▸ **What to produce**
Copy every line of the listing below exactly as it appears.

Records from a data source
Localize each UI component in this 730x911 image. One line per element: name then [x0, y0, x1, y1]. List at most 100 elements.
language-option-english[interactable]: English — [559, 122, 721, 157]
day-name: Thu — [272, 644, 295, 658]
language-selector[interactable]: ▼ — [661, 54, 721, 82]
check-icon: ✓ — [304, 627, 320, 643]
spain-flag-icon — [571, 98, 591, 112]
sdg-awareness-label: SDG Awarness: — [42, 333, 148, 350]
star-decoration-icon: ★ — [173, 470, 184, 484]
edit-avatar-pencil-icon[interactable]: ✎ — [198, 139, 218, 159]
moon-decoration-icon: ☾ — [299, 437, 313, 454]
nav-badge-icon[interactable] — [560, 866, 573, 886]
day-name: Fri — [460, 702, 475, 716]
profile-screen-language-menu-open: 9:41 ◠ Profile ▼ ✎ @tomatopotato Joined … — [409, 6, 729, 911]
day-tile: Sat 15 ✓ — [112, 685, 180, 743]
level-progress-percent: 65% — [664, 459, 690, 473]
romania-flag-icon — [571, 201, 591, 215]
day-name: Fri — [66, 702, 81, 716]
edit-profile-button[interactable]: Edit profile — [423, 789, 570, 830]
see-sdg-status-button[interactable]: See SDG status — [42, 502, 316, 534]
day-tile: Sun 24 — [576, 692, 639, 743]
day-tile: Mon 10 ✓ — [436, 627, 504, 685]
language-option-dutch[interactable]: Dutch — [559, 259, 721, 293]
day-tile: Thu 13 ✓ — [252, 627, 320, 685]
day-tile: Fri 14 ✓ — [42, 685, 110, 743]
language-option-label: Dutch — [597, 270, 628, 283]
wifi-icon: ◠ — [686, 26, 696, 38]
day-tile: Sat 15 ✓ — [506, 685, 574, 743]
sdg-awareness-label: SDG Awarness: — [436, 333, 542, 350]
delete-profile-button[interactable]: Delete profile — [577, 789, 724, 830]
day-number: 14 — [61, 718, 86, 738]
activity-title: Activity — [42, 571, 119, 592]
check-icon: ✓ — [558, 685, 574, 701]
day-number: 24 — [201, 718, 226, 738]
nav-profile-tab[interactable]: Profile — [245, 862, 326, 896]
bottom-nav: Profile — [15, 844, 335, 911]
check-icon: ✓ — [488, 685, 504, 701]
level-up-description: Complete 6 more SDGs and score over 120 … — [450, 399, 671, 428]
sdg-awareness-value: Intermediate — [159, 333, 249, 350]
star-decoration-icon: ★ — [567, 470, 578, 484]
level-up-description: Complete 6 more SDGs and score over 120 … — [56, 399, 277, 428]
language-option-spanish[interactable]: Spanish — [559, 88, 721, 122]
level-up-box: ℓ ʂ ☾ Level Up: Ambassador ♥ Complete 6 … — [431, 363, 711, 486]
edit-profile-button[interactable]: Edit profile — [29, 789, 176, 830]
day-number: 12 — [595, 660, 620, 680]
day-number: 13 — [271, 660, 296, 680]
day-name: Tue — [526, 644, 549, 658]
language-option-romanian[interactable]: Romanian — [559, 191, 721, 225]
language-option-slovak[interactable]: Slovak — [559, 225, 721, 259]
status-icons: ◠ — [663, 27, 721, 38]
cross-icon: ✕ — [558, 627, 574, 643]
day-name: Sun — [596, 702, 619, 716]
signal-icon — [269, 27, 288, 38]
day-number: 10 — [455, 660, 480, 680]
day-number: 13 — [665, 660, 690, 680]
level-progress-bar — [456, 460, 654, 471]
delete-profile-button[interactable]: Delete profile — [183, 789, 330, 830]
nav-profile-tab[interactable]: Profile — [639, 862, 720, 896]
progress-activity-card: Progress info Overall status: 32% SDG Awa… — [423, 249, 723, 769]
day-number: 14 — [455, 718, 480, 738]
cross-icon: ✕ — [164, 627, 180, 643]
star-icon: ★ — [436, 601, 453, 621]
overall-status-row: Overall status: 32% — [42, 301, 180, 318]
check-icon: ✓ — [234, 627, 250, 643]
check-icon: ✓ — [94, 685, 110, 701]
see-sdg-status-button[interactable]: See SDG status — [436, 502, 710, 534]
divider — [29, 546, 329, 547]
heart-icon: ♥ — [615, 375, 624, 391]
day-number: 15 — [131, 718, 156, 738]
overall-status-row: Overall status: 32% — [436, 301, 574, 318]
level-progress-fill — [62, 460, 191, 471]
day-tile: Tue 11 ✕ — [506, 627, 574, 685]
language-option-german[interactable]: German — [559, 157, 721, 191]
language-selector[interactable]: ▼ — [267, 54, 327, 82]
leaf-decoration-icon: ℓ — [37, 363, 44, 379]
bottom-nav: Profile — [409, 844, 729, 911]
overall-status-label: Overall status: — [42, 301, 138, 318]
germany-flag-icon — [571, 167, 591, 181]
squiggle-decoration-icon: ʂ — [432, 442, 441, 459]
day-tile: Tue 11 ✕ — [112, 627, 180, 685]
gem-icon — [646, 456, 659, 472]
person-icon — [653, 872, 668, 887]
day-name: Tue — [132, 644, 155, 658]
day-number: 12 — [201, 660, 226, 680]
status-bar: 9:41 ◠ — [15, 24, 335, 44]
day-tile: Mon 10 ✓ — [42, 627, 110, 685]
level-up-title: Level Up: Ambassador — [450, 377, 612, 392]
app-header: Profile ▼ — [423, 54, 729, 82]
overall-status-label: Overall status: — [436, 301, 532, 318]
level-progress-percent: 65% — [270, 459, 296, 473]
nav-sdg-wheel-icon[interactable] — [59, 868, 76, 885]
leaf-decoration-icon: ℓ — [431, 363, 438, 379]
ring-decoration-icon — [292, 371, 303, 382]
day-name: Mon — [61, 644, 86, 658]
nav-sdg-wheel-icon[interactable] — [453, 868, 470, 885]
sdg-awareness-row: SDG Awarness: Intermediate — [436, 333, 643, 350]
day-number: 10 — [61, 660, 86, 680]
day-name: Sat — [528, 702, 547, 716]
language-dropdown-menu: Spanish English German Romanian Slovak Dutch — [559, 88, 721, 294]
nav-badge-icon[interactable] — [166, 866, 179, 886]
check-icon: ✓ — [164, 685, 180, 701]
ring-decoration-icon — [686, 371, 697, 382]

▸ **Exercise response**
Localize each UI component in this 730x911 image. One line per element: name then [x0, y0, x1, y1]. List at most 100 elements.
language-option-english[interactable]: English — [559, 122, 721, 157]
day-name: Thu — [272, 644, 295, 658]
language-selector[interactable]: ▼ — [661, 54, 721, 82]
check-icon: ✓ — [304, 627, 320, 643]
spain-flag-icon — [571, 98, 591, 112]
sdg-awareness-label: SDG Awarness: — [42, 333, 148, 350]
star-decoration-icon: ★ — [173, 470, 184, 484]
edit-avatar-pencil-icon[interactable]: ✎ — [198, 139, 218, 159]
moon-decoration-icon: ☾ — [299, 437, 313, 454]
nav-badge-icon[interactable] — [560, 866, 573, 886]
day-name: Fri — [460, 702, 475, 716]
profile-screen-language-menu-open: 9:41 ◠ Profile ▼ ✎ @tomatopotato Joined … — [409, 6, 729, 911]
day-tile: Sat 15 ✓ — [112, 685, 180, 743]
level-progress-percent: 65% — [664, 459, 690, 473]
romania-flag-icon — [571, 201, 591, 215]
day-name: Fri — [66, 702, 81, 716]
edit-profile-button[interactable]: Edit profile — [423, 789, 570, 830]
see-sdg-status-button[interactable]: See SDG status — [42, 502, 316, 534]
day-tile: Sun 24 — [576, 692, 639, 743]
day-tile: Mon 10 ✓ — [436, 627, 504, 685]
language-option-dutch[interactable]: Dutch — [559, 259, 721, 293]
day-tile: Thu 13 ✓ — [252, 627, 320, 685]
day-tile: Fri 14 ✓ — [42, 685, 110, 743]
language-option-label: Dutch — [597, 270, 628, 283]
wifi-icon: ◠ — [686, 26, 696, 38]
day-tile: Sat 15 ✓ — [506, 685, 574, 743]
sdg-awareness-label: SDG Awarness: — [436, 333, 542, 350]
delete-profile-button[interactable]: Delete profile — [577, 789, 724, 830]
day-number: 14 — [61, 718, 86, 738]
activity-title: Activity — [42, 571, 119, 592]
check-icon: ✓ — [558, 685, 574, 701]
day-number: 24 — [201, 718, 226, 738]
nav-profile-tab[interactable]: Profile — [245, 862, 326, 896]
bottom-nav: Profile — [15, 844, 335, 911]
check-icon: ✓ — [488, 685, 504, 701]
level-up-description: Complete 6 more SDGs and score over 120 … — [450, 399, 671, 428]
sdg-awareness-value: Intermediate — [159, 333, 249, 350]
star-decoration-icon: ★ — [567, 470, 578, 484]
level-up-description: Complete 6 more SDGs and score over 120 … — [56, 399, 277, 428]
language-option-spanish[interactable]: Spanish — [559, 88, 721, 122]
level-up-box: ℓ ʂ ☾ Level Up: Ambassador ♥ Complete 6 … — [431, 363, 711, 486]
edit-profile-button[interactable]: Edit profile — [29, 789, 176, 830]
day-number: 12 — [595, 660, 620, 680]
day-number: 13 — [271, 660, 296, 680]
day-name: Tue — [526, 644, 549, 658]
language-option-romanian[interactable]: Romanian — [559, 191, 721, 225]
language-option-slovak[interactable]: Slovak — [559, 225, 721, 259]
status-icons: ◠ — [663, 27, 721, 38]
cross-icon: ✕ — [558, 627, 574, 643]
day-name: Sun — [596, 702, 619, 716]
signal-icon — [269, 27, 288, 38]
day-number: 10 — [455, 660, 480, 680]
day-number: 13 — [665, 660, 690, 680]
level-progress-bar — [456, 460, 654, 471]
delete-profile-button[interactable]: Delete profile — [183, 789, 330, 830]
nav-profile-tab[interactable]: Profile — [639, 862, 720, 896]
progress-activity-card: Progress info Overall status: 32% SDG Awa… — [423, 249, 723, 769]
day-number: 14 — [455, 718, 480, 738]
cross-icon: ✕ — [164, 627, 180, 643]
star-icon: ★ — [436, 601, 453, 621]
overall-status-row: Overall status: 32% — [42, 301, 180, 318]
check-icon: ✓ — [234, 627, 250, 643]
check-icon: ✓ — [94, 685, 110, 701]
see-sdg-status-button[interactable]: See SDG status — [436, 502, 710, 534]
divider — [29, 546, 329, 547]
heart-icon: ♥ — [615, 375, 624, 391]
day-number: 15 — [131, 718, 156, 738]
overall-status-row: Overall status: 32% — [436, 301, 574, 318]
level-progress-fill — [62, 460, 191, 471]
day-tile: Tue 11 ✕ — [506, 627, 574, 685]
language-option-german[interactable]: German — [559, 157, 721, 191]
language-selector[interactable]: ▼ — [267, 54, 327, 82]
leaf-decoration-icon: ℓ — [37, 363, 44, 379]
bottom-nav: Profile — [409, 844, 729, 911]
overall-status-label: Overall status: — [42, 301, 138, 318]
germany-flag-icon — [571, 167, 591, 181]
squiggle-decoration-icon: ʂ — [432, 442, 441, 459]
day-tile: Tue 11 ✕ — [112, 627, 180, 685]
gem-icon — [646, 456, 659, 472]
person-icon — [653, 872, 668, 887]
day-name: Tue — [132, 644, 155, 658]
day-number: 12 — [201, 660, 226, 680]
status-bar: 9:41 ◠ — [15, 24, 335, 44]
day-tile: Mon 10 ✓ — [42, 627, 110, 685]
level-up-title: Level Up: Ambassador — [450, 377, 612, 392]
app-header: Profile ▼ — [423, 54, 729, 82]
overall-status-label: Overall status: — [436, 301, 532, 318]
level-progress-percent: 65% — [270, 459, 296, 473]
nav-sdg-wheel-icon[interactable] — [59, 868, 76, 885]
leaf-decoration-icon: ℓ — [431, 363, 438, 379]
ring-decoration-icon — [292, 371, 303, 382]
day-name: Mon — [61, 644, 86, 658]
nav-sdg-wheel-icon[interactable] — [453, 868, 470, 885]
sdg-awareness-row: SDG Awarness: Intermediate — [436, 333, 643, 350]
day-number: 10 — [61, 660, 86, 680]
day-name: Sat — [528, 702, 547, 716]
language-dropdown-menu: Spanish English German Romanian Slovak Dutch — [559, 88, 721, 294]
nav-badge-icon[interactable] — [166, 866, 179, 886]
check-icon: ✓ — [164, 685, 180, 701]
ring-decoration-icon — [686, 371, 697, 382]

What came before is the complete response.